-- WORK TO DO --
From the entries that follow, list every line in which the string "text" appears.

-- MATERIAL SUPPLIED --
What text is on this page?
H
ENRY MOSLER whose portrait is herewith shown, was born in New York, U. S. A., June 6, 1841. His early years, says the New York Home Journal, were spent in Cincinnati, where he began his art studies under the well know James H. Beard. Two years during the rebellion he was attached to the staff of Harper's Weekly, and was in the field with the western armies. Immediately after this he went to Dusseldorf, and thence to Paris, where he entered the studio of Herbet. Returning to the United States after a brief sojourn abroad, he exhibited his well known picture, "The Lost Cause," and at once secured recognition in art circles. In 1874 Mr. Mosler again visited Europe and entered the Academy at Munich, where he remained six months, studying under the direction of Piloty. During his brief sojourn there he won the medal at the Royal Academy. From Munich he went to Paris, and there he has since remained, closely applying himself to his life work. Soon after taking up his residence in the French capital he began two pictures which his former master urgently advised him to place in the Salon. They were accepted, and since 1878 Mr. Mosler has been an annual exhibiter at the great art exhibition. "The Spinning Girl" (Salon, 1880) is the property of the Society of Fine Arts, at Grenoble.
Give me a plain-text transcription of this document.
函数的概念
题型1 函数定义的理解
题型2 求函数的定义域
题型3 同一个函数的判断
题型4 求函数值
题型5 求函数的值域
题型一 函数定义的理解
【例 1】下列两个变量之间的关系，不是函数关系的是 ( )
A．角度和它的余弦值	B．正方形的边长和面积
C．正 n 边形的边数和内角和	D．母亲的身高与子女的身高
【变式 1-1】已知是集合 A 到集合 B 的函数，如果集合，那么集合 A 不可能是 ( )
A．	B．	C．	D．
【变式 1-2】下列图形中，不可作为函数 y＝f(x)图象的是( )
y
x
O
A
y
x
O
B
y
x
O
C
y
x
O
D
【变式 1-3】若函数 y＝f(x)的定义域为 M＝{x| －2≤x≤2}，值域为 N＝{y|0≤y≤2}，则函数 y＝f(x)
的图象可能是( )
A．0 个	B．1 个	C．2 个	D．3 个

-- COMPLETED TASK --
What text is on this page?
Give me a plain-text transcription of this document.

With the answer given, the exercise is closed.